#### Material for this exercise ####

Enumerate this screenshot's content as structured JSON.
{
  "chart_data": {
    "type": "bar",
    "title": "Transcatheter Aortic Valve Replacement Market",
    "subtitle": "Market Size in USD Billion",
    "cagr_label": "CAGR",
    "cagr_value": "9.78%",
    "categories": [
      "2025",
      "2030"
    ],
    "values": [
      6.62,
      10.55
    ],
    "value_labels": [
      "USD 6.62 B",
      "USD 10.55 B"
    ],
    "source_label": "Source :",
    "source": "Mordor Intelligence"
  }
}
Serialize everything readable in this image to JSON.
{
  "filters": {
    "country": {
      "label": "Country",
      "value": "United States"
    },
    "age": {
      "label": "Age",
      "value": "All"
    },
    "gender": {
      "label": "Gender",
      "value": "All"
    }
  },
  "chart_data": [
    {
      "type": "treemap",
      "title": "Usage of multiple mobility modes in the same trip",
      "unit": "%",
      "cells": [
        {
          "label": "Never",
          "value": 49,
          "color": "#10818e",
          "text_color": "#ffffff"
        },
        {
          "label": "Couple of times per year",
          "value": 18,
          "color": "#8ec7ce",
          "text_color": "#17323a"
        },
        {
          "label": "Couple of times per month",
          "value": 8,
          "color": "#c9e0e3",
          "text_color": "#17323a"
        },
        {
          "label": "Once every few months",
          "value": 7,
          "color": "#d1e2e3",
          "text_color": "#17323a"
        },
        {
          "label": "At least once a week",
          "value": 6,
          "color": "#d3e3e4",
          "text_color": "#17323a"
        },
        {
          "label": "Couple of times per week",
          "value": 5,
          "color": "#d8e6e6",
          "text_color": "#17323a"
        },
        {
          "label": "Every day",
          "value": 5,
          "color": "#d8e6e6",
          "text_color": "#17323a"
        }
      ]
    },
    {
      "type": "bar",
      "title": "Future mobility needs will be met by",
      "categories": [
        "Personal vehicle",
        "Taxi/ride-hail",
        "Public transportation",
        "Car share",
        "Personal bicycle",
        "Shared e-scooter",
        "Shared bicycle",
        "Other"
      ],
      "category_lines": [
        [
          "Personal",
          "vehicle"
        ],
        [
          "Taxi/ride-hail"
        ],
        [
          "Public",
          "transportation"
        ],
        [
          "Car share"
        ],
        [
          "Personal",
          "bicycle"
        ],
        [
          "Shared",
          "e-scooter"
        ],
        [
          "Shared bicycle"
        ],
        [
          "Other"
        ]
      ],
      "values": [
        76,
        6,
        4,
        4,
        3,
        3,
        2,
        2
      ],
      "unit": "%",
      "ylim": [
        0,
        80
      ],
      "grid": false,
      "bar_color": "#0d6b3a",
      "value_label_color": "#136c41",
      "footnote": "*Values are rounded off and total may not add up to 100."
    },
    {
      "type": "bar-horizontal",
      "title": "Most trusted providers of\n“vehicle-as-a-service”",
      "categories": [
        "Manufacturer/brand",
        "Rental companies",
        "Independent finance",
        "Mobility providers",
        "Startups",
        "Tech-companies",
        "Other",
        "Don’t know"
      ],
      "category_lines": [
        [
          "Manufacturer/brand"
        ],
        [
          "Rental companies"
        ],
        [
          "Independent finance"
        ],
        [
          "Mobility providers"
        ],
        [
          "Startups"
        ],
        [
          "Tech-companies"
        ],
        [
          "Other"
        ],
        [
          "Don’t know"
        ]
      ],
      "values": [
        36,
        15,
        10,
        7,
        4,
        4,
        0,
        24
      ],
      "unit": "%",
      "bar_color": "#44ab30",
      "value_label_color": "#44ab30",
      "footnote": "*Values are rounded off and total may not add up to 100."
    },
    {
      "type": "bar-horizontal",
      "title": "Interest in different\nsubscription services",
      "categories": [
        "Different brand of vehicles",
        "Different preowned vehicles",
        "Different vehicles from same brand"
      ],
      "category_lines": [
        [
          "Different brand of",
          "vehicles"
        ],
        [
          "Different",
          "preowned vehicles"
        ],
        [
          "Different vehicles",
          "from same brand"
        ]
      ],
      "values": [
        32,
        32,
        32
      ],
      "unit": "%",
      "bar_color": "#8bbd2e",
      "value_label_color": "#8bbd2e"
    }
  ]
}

####

▶ **Task to carry out**: Copy every line of the listing containing the string "Independent".

▶ **Expected answer**:
        "Independent finance",
          "Independent finance"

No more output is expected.